▶ RECORDS PROVIDED

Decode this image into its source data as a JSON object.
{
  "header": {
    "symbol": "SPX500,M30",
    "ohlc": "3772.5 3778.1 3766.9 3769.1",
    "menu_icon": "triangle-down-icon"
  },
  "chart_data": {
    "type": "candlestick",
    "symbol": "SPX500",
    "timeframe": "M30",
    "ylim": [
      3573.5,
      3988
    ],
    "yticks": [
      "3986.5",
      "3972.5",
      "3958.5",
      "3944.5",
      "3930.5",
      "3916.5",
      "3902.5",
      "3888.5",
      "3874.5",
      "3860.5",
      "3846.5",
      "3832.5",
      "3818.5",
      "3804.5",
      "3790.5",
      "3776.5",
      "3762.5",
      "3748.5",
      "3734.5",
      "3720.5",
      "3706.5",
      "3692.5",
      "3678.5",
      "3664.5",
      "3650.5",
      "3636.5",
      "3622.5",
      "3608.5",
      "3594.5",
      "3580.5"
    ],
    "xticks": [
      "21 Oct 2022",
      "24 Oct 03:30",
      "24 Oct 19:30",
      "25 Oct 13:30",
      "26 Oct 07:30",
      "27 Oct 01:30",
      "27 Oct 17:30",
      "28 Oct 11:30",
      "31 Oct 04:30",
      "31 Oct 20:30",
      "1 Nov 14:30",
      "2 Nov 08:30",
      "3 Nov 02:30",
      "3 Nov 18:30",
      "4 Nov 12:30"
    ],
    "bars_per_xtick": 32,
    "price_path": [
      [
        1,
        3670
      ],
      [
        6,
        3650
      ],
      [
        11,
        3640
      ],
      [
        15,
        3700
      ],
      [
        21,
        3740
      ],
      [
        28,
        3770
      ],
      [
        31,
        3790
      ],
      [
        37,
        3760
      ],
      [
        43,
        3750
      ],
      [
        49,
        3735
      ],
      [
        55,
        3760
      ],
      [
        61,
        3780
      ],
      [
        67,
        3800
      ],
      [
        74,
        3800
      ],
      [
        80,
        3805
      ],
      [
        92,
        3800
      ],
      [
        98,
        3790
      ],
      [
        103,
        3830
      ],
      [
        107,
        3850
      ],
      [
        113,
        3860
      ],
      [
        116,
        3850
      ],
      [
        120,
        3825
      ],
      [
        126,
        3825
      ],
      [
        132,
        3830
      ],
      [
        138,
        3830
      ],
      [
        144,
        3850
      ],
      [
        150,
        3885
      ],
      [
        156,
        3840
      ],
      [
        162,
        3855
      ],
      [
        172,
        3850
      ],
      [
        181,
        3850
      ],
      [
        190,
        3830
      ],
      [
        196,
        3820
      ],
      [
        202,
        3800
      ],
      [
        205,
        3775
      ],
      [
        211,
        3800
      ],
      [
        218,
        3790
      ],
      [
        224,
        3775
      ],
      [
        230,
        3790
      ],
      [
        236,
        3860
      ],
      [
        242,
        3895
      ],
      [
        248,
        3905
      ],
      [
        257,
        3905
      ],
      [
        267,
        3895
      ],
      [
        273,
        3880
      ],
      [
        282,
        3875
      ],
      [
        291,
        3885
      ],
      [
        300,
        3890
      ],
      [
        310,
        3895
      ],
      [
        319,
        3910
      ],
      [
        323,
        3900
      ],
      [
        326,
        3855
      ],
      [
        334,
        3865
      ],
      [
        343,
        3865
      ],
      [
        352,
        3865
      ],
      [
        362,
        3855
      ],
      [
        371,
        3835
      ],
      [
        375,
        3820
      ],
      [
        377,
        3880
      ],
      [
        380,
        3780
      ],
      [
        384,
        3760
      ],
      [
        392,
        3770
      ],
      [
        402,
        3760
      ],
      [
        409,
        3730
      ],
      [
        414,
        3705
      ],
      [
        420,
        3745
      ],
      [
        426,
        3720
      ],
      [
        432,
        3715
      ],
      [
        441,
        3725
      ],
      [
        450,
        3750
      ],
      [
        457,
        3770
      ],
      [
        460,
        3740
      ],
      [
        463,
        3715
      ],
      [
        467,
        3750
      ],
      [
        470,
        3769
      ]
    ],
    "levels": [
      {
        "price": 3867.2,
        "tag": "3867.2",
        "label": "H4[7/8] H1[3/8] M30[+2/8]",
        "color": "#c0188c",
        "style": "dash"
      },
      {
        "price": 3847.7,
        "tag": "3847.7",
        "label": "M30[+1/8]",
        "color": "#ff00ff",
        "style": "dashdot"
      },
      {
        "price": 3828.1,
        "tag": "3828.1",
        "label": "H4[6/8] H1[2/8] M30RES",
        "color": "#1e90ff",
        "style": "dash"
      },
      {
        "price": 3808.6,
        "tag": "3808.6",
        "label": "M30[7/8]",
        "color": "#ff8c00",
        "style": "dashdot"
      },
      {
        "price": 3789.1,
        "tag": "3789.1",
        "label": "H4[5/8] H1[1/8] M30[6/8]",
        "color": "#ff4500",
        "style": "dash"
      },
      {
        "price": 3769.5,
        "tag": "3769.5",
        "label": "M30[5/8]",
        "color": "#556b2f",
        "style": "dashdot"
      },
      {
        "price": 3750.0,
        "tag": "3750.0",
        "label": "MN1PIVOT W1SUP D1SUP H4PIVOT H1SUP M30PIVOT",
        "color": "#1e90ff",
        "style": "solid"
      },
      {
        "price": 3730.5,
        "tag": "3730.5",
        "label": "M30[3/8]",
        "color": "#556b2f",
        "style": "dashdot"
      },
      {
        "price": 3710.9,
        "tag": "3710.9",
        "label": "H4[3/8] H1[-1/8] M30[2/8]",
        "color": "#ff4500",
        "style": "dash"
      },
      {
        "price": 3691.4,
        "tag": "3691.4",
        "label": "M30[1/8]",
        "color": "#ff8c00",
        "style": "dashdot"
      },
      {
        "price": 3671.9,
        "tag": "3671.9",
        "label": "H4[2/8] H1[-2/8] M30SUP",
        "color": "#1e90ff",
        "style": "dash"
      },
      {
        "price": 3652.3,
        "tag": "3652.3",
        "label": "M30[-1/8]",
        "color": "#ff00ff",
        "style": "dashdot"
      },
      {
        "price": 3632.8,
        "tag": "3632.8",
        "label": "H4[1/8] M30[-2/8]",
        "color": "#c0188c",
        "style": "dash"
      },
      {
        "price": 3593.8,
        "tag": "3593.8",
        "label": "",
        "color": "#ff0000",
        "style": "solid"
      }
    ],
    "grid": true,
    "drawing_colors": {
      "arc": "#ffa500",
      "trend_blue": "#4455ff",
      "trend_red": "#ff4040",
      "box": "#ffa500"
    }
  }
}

▶ TASK DIRECTIONS
Output the full listing exactly as it stands.

▶ TASK OUTPUT
Decode this image into its source data as a JSON object.
{
  "header": {
    "symbol": "SPX500,M30",
    "ohlc": "3772.5 3778.1 3766.9 3769.1",
    "menu_icon": "triangle-down-icon"
  },
  "chart_data": {
    "type": "candlestick",
    "symbol": "SPX500",
    "timeframe": "M30",
    "ylim": [
      3573.5,
      3988
    ],
    "yticks": [
      "3986.5",
      "3972.5",
      "3958.5",
      "3944.5",
      "3930.5",
      "3916.5",
      "3902.5",
      "3888.5",
      "3874.5",
      "3860.5",
      "3846.5",
      "3832.5",
      "3818.5",
      "3804.5",
      "3790.5",
      "3776.5",
      "3762.5",
      "3748.5",
      "3734.5",
      "3720.5",
      "3706.5",
      "3692.5",
      "3678.5",
      "3664.5",
      "3650.5",
      "3636.5",
      "3622.5",
      "3608.5",
      "3594.5",
      "3580.5"
    ],
    "xticks": [
      "21 Oct 2022",
      "24 Oct 03:30",
      "24 Oct 19:30",
      "25 Oct 13:30",
      "26 Oct 07:30",
      "27 Oct 01:30",
      "27 Oct 17:30",
      "28 Oct 11:30",
      "31 Oct 04:30",
      "31 Oct 20:30",
      "1 Nov 14:30",
      "2 Nov 08:30",
      "3 Nov 02:30",
      "3 Nov 18:30",
      "4 Nov 12:30"
    ],
    "bars_per_xtick": 32,
    "price_path": [
      [
        1,
        3670
      ],
      [
        6,
        3650
      ],
      [
        11,
        3640
      ],
      [
        15,
        3700
      ],
      [
        21,
        3740
      ],
      [
        28,
        3770
      ],
      [
        31,
        3790
      ],
      [
        37,
        3760
      ],
      [
        43,
        3750
      ],
      [
        49,
        3735
      ],
      [
        55,
        3760
      ],
      [
        61,
        3780
      ],
      [
        67,
        3800
      ],
      [
        74,
        3800
      ],
      [
        80,
        3805
      ],
      [
        92,
        3800
      ],
      [
        98,
        3790
      ],
      [
        103,
        3830
      ],
      [
        107,
        3850
      ],
      [
        113,
        3860
      ],
      [
        116,
        3850
      ],
      [
        120,
        3825
      ],
      [
        126,
        3825
      ],
      [
        132,
        3830
      ],
      [
        138,
        3830
      ],
      [
        144,
        3850
      ],
      [
        150,
        3885
      ],
      [
        156,
        3840
      ],
      [
        162,
        3855
      ],
      [
        172,
        3850
      ],
      [
        181,
        3850
      ],
      [
        190,
        3830
      ],
      [
        196,
        3820
      ],
      [
        202,
        3800
      ],
      [
        205,
        3775
      ],
      [
        211,
        3800
      ],
      [
        218,
        3790
      ],
      [
        224,
        3775
      ],
      [
        230,
        3790
      ],
      [
        236,
        3860
      ],
      [
        242,
        3895
      ],
      [
        248,
        3905
      ],
      [
        257,
        3905
      ],
      [
        267,
        3895
      ],
      [
        273,
        3880
      ],
      [
        282,
        3875
      ],
      [
        291,
        3885
      ],
      [
        300,
        3890
      ],
      [
        310,
        3895
      ],
      [
        319,
        3910
      ],
      [
        323,
        3900
      ],
      [
        326,
        3855
      ],
      [
        334,
        3865
      ],
      [
        343,
        3865
      ],
      [
        352,
        3865
      ],
      [
        362,
        3855
      ],
      [
        371,
        3835
      ],
      [
        375,
        3820
      ],
      [
        377,
        3880
      ],
      [
        380,
        3780
      ],
      [
        384,
        3760
      ],
      [
        392,
        3770
      ],
      [
        402,
        3760
      ],
      [
        409,
        3730
      ],
      [
        414,
        3705
      ],
      [
        420,
        3745
      ],
      [
        426,
        3720
      ],
      [
        432,
        3715
      ],
      [
        441,
        3725
      ],
      [
        450,
        3750
      ],
      [
        457,
        3770
      ],
      [
        460,
        3740
      ],
      [
        463,
        3715
      ],
      [
        467,
        3750
      ],
      [
        470,
        3769
      ]
    ],
    "levels": [
      {
        "price": 3867.2,
        "tag": "3867.2",
        "label": "H4[7/8] H1[3/8] M30[+2/8]",
        "color": "#c0188c",
        "style": "dash"
      },
      {
        "price": 3847.7,
        "tag": "3847.7",
        "label": "M30[+1/8]",
        "color": "#ff00ff",
        "style": "dashdot"
      },
      {
        "price": 3828.1,
        "tag": "3828.1",
        "label": "H4[6/8] H1[2/8] M30RES",
        "color": "#1e90ff",
        "style": "dash"
      },
      {
        "price": 3808.6,
        "tag": "3808.6",
        "label": "M30[7/8]",
        "color": "#ff8c00",
        "style": "dashdot"
      },
      {
        "price": 3789.1,
        "tag": "3789.1",
        "label": "H4[5/8] H1[1/8] M30[6/8]",
        "color": "#ff4500",
        "style": "dash"
      },
      {
        "price": 3769.5,
        "tag": "3769.5",
        "label": "M30[5/8]",
        "color": "#556b2f",
        "style": "dashdot"
      },
      {
        "price": 3750.0,
        "tag": "3750.0",
        "label": "MN1PIVOT W1SUP D1SUP H4PIVOT H1SUP M30PIVOT",
        "color": "#1e90ff",
        "style": "solid"
      },
      {
        "price": 3730.5,
        "tag": "3730.5",
        "label": "M30[3/8]",
        "color": "#556b2f",
        "style": "dashdot"
      },
      {
        "price": 3710.9,
        "tag": "3710.9",
        "label": "H4[3/8] H1[-1/8] M30[2/8]",
        "color": "#ff4500",
        "style": "dash"
      },
      {
        "price": 3691.4,
        "tag": "3691.4",
        "label": "M30[1/8]",
        "color": "#ff8c00",
        "style": "dashdot"
      },
      {
        "price": 3671.9,
        "tag": "3671.9",
        "label": "H4[2/8] H1[-2/8] M30SUP",
        "color": "#1e90ff",
        "style": "dash"
      },
      {
        "price": 3652.3,
        "tag": "3652.3",
        "label": "M30[-1/8]",
        "color": "#ff00ff",
        "style": "dashdot"
      },
      {
        "price": 3632.8,
        "tag": "3632.8",
        "label": "H4[1/8] M30[-2/8]",
        "color": "#c0188c",
        "style": "dash"
      },
      {
        "price": 3593.8,
        "tag": "3593.8",
        "label": "",
        "color": "#ff0000",
        "style": "solid"
      }
    ],
    "grid": true,
    "drawing_colors": {
      "arc": "#ffa500",
      "trend_blue": "#4455ff",
      "trend_red": "#ff4040",
      "box": "#ffa500"
    }
  }
}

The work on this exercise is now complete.